- Set problem -
Return the count of lines that hold the string "random", with no other words.
=-=-=
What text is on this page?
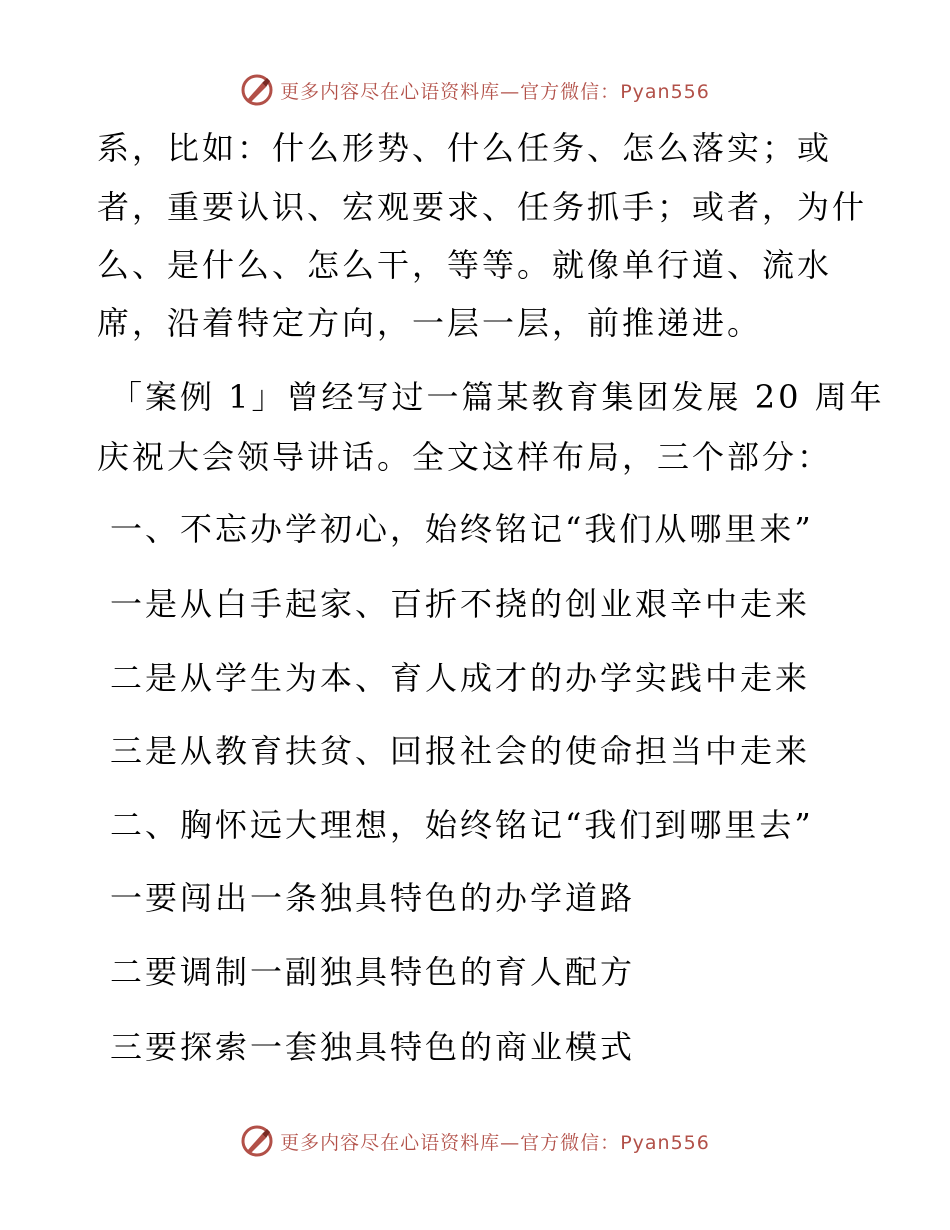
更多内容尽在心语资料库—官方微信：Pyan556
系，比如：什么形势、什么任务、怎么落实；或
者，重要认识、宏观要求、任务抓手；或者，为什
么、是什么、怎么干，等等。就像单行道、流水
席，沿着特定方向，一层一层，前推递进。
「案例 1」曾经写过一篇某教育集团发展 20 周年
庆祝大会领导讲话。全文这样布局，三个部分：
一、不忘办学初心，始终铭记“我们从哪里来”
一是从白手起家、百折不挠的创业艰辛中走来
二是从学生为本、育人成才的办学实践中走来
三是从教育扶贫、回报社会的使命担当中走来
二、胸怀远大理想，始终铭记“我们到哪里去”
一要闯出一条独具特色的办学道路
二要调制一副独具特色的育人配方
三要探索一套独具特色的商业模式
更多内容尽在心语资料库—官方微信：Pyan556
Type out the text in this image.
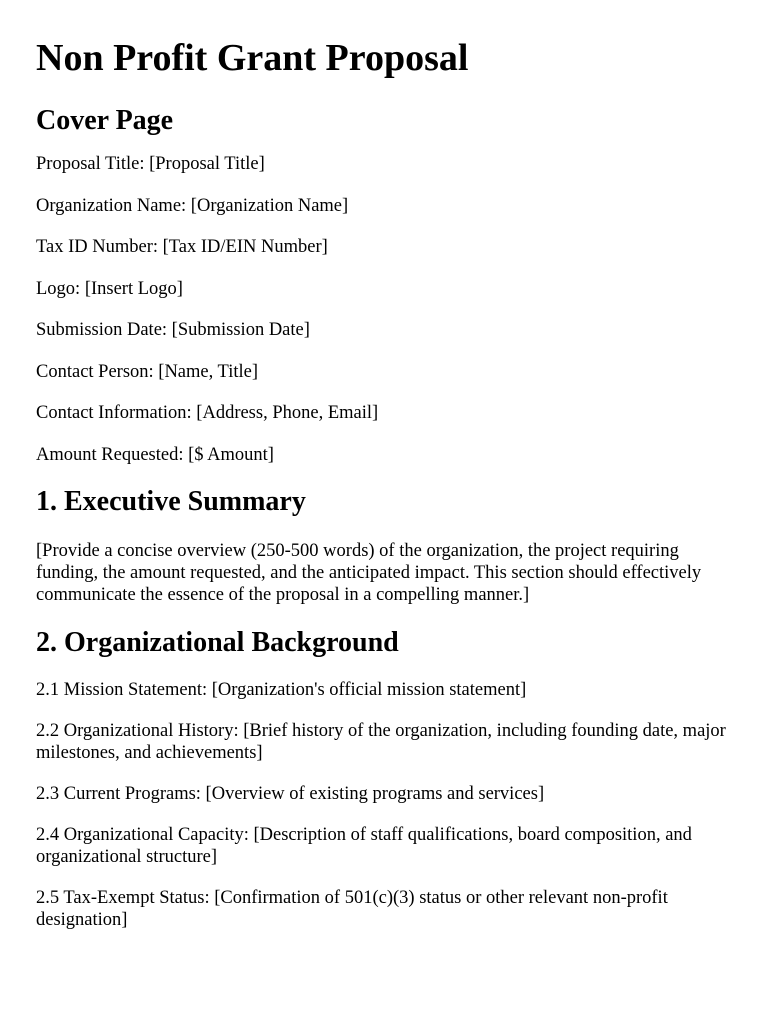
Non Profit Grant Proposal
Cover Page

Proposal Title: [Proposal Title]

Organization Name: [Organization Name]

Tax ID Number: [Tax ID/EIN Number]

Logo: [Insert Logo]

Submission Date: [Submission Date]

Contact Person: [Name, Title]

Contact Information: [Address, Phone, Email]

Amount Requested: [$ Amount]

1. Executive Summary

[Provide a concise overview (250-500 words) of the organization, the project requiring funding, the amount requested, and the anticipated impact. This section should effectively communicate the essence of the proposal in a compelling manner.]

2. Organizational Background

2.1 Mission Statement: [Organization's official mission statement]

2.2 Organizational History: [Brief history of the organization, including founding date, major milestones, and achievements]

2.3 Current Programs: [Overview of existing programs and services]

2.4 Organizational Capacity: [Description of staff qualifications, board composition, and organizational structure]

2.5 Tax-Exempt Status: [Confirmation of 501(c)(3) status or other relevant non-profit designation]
=-=-=
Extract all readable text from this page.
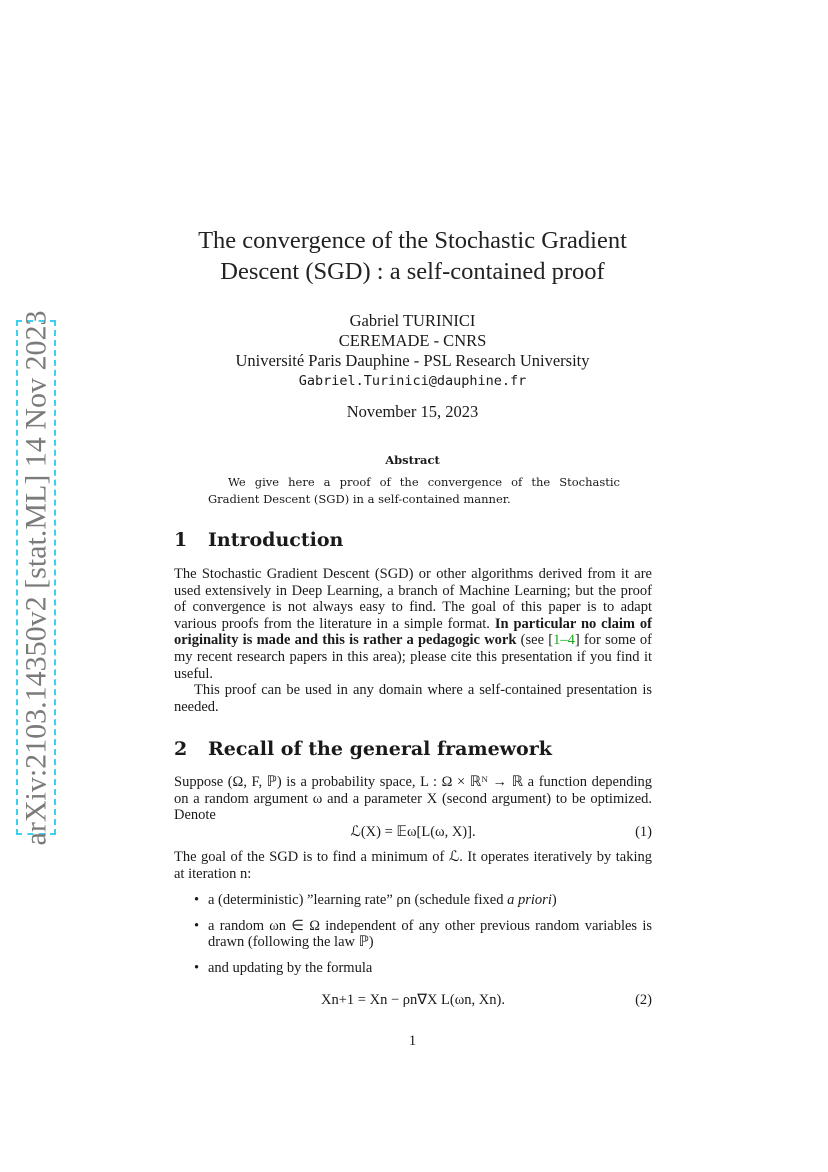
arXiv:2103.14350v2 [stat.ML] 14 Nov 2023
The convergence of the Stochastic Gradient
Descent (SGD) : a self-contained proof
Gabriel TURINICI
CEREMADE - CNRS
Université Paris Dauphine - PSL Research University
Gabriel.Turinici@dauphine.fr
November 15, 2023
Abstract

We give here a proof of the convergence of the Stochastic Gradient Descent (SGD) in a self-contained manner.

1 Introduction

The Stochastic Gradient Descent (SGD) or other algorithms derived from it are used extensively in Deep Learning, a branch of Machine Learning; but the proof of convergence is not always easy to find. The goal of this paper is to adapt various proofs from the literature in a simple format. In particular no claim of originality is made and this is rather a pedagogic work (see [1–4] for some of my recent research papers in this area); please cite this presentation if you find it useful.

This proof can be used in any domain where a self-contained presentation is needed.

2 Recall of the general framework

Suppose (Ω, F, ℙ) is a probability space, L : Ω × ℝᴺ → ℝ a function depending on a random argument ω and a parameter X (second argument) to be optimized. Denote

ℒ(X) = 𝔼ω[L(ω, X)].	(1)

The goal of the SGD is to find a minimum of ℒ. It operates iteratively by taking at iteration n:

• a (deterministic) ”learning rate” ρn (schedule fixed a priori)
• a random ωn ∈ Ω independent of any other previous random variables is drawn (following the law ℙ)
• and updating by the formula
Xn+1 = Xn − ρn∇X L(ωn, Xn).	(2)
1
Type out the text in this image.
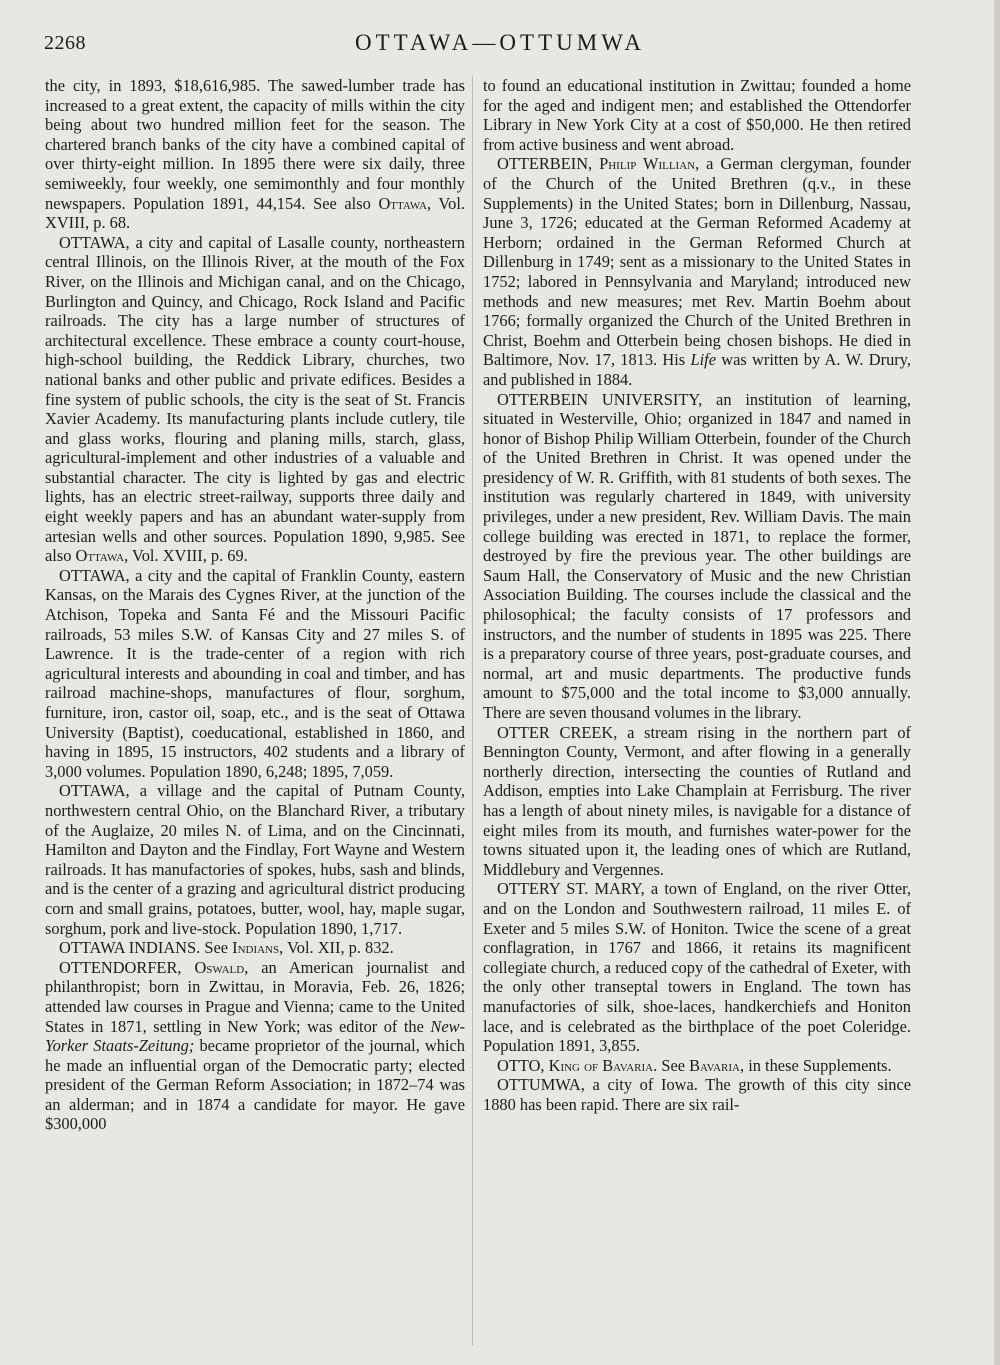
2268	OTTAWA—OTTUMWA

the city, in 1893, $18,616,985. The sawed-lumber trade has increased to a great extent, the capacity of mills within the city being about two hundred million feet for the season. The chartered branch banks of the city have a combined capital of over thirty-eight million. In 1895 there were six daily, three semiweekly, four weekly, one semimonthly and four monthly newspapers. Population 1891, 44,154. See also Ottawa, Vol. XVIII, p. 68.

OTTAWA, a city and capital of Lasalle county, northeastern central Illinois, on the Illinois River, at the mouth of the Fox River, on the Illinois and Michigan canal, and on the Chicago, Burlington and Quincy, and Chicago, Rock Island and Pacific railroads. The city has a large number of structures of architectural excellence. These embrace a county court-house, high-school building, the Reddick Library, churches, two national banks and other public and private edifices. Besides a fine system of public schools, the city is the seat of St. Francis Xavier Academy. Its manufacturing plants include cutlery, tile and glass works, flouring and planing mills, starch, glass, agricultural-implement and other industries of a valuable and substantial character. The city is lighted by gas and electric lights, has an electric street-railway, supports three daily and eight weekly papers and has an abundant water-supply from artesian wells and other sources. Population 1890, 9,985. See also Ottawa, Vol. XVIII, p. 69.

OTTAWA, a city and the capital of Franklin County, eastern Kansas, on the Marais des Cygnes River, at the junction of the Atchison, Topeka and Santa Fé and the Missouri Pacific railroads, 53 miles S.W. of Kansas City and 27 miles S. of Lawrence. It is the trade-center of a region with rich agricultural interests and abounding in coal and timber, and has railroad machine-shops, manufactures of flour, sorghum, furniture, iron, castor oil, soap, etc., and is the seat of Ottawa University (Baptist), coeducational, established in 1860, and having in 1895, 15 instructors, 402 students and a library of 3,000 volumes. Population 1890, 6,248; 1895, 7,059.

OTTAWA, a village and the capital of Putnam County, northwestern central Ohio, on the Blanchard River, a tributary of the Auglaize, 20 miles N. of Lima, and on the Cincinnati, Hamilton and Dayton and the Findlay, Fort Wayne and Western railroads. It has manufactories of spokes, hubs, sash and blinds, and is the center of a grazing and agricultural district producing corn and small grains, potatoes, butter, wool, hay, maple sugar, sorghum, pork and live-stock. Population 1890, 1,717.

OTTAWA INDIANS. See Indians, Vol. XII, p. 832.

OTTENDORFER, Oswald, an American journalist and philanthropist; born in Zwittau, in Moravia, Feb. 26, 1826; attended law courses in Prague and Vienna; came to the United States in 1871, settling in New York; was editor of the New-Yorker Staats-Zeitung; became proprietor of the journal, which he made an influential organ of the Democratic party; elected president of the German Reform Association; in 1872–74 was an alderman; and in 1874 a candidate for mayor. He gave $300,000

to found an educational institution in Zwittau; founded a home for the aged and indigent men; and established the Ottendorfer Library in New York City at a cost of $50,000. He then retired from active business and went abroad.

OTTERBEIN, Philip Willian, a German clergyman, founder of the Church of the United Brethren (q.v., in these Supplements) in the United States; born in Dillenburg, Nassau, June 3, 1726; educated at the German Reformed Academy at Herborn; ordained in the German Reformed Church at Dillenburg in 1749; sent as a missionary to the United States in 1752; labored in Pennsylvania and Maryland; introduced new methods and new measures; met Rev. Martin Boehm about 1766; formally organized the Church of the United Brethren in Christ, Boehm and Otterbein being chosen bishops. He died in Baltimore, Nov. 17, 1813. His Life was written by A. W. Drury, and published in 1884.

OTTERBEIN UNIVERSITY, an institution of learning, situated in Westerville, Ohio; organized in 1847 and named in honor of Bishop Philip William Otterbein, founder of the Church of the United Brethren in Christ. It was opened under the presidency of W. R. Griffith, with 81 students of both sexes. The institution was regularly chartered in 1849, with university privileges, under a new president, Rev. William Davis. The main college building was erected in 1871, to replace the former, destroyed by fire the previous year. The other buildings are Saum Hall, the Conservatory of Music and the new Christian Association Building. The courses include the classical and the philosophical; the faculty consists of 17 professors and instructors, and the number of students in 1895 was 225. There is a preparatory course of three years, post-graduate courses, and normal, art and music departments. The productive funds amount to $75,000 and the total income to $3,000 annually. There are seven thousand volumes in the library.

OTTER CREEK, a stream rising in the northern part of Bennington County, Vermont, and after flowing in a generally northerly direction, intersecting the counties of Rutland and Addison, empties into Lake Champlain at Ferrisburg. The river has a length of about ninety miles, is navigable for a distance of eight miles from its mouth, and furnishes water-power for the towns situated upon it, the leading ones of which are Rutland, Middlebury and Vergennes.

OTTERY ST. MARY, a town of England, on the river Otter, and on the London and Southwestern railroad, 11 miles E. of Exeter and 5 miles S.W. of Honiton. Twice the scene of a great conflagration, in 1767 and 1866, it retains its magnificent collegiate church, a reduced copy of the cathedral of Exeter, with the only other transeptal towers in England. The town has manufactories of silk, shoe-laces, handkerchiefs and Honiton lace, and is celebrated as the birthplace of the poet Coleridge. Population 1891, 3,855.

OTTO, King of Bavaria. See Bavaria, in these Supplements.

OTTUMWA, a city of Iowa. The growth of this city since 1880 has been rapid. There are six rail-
=-=-=
- Completed exercise -
2